- **Direction**
Write out each item below word for word, keeping every line unchanged.

Boxed element entries

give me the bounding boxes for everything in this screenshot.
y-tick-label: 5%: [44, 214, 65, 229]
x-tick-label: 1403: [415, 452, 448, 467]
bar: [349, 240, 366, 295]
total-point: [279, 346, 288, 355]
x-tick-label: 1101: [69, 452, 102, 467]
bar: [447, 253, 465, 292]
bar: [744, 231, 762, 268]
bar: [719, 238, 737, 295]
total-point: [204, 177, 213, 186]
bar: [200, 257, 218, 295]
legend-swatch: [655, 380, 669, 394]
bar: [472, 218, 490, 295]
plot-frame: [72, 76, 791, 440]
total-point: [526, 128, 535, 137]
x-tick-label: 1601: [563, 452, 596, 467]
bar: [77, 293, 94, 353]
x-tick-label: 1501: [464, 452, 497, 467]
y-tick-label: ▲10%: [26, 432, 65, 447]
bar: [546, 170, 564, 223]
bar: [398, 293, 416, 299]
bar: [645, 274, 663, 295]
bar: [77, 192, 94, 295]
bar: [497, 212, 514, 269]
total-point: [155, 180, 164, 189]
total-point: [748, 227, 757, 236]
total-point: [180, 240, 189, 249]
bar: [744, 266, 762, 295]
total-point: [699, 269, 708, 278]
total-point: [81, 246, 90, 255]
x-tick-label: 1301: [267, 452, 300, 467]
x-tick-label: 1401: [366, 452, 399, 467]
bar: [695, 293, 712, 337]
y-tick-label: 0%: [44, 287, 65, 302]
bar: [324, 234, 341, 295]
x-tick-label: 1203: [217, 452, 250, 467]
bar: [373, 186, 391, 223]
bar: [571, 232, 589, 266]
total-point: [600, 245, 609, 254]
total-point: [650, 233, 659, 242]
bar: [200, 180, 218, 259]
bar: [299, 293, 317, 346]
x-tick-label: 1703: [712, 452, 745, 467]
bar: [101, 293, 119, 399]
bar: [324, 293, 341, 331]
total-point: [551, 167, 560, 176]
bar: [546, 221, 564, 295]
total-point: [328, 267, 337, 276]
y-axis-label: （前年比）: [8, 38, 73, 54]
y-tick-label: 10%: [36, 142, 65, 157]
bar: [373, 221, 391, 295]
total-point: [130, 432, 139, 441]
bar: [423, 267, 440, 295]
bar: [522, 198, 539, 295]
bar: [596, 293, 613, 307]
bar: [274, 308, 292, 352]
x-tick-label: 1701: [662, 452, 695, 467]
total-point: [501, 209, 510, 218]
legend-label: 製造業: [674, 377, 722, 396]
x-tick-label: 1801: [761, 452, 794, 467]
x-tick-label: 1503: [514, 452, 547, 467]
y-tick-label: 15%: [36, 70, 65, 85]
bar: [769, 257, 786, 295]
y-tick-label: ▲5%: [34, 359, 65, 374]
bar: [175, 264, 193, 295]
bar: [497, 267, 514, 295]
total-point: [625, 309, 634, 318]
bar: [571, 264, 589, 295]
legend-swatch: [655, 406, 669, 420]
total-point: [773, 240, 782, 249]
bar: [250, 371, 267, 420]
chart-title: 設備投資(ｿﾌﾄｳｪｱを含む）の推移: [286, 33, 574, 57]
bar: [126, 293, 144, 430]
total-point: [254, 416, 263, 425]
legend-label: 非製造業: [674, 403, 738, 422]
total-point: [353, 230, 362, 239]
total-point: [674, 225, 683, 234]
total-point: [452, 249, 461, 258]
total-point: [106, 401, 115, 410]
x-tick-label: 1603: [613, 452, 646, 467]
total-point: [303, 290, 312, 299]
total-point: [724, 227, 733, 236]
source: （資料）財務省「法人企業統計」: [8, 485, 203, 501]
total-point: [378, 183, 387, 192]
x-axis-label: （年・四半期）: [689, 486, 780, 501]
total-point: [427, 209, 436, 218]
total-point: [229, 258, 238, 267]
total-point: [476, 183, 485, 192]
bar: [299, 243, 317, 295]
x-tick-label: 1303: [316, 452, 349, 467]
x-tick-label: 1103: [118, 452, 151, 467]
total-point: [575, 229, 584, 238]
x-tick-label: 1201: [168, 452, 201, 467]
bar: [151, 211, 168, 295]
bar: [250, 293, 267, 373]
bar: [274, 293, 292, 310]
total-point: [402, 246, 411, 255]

- **Solution to this problem**
give me the bounding boxes for everything in this screenshot.
y-tick-label: 5%: [44, 214, 65, 229]
x-tick-label: 1403: [415, 452, 448, 467]
bar: [349, 240, 366, 295]
total-point: [279, 346, 288, 355]
x-tick-label: 1101: [69, 452, 102, 467]
bar: [447, 253, 465, 292]
bar: [744, 231, 762, 268]
bar: [719, 238, 737, 295]
total-point: [204, 177, 213, 186]
bar: [200, 257, 218, 295]
legend-swatch: [655, 380, 669, 394]
bar: [472, 218, 490, 295]
plot-frame: [72, 76, 791, 440]
total-point: [526, 128, 535, 137]
x-tick-label: 1601: [563, 452, 596, 467]
bar: [77, 293, 94, 353]
x-tick-label: 1501: [464, 452, 497, 467]
y-tick-label: ▲10%: [26, 432, 65, 447]
bar: [546, 170, 564, 223]
bar: [398, 293, 416, 299]
bar: [645, 274, 663, 295]
bar: [77, 192, 94, 295]
bar: [497, 212, 514, 269]
total-point: [155, 180, 164, 189]
total-point: [748, 227, 757, 236]
total-point: [180, 240, 189, 249]
bar: [744, 266, 762, 295]
total-point: [699, 269, 708, 278]
total-point: [81, 246, 90, 255]
x-tick-label: 1301: [267, 452, 300, 467]
x-tick-label: 1401: [366, 452, 399, 467]
bar: [695, 293, 712, 337]
y-tick-label: 0%: [44, 287, 65, 302]
bar: [324, 234, 341, 295]
x-tick-label: 1203: [217, 452, 250, 467]
bar: [373, 186, 391, 223]
bar: [571, 232, 589, 266]
total-point: [600, 245, 609, 254]
total-point: [650, 233, 659, 242]
bar: [200, 180, 218, 259]
bar: [299, 293, 317, 346]
x-tick-label: 1703: [712, 452, 745, 467]
bar: [101, 293, 119, 399]
bar: [324, 293, 341, 331]
total-point: [551, 167, 560, 176]
bar: [546, 221, 564, 295]
total-point: [328, 267, 337, 276]
y-axis-label: （前年比）: [8, 38, 73, 54]
y-tick-label: 10%: [36, 142, 65, 157]
bar: [373, 221, 391, 295]
total-point: [130, 432, 139, 441]
bar: [423, 267, 440, 295]
bar: [522, 198, 539, 295]
bar: [596, 293, 613, 307]
bar: [274, 308, 292, 352]
x-tick-label: 1701: [662, 452, 695, 467]
total-point: [501, 209, 510, 218]
legend-label: 製造業: [674, 377, 722, 396]
x-tick-label: 1801: [761, 452, 794, 467]
x-tick-label: 1503: [514, 452, 547, 467]
y-tick-label: 15%: [36, 70, 65, 85]
bar: [769, 257, 786, 295]
y-tick-label: ▲5%: [34, 359, 65, 374]
bar: [175, 264, 193, 295]
bar: [497, 267, 514, 295]
total-point: [625, 309, 634, 318]
bar: [571, 264, 589, 295]
legend-swatch: [655, 406, 669, 420]
total-point: [773, 240, 782, 249]
bar: [250, 371, 267, 420]
chart-title: 設備投資(ｿﾌﾄｳｪｱを含む）の推移: [286, 33, 574, 57]
bar: [126, 293, 144, 430]
total-point: [254, 416, 263, 425]
legend-label: 非製造業: [674, 403, 738, 422]
total-point: [353, 230, 362, 239]
total-point: [674, 225, 683, 234]
total-point: [452, 249, 461, 258]
total-point: [106, 401, 115, 410]
x-tick-label: 1603: [613, 452, 646, 467]
total-point: [303, 290, 312, 299]
total-point: [724, 227, 733, 236]
source: （資料）財務省「法人企業統計」: [8, 485, 203, 501]
total-point: [378, 183, 387, 192]
x-axis-label: （年・四半期）: [689, 486, 780, 501]
total-point: [427, 209, 436, 218]
total-point: [229, 258, 238, 267]
total-point: [476, 183, 485, 192]
bar: [299, 243, 317, 295]
x-tick-label: 1303: [316, 452, 349, 467]
x-tick-label: 1103: [118, 452, 151, 467]
total-point: [575, 229, 584, 238]
x-tick-label: 1201: [168, 452, 201, 467]
bar: [151, 211, 168, 295]
bar: [250, 293, 267, 373]
bar: [274, 293, 292, 310]
total-point: [402, 246, 411, 255]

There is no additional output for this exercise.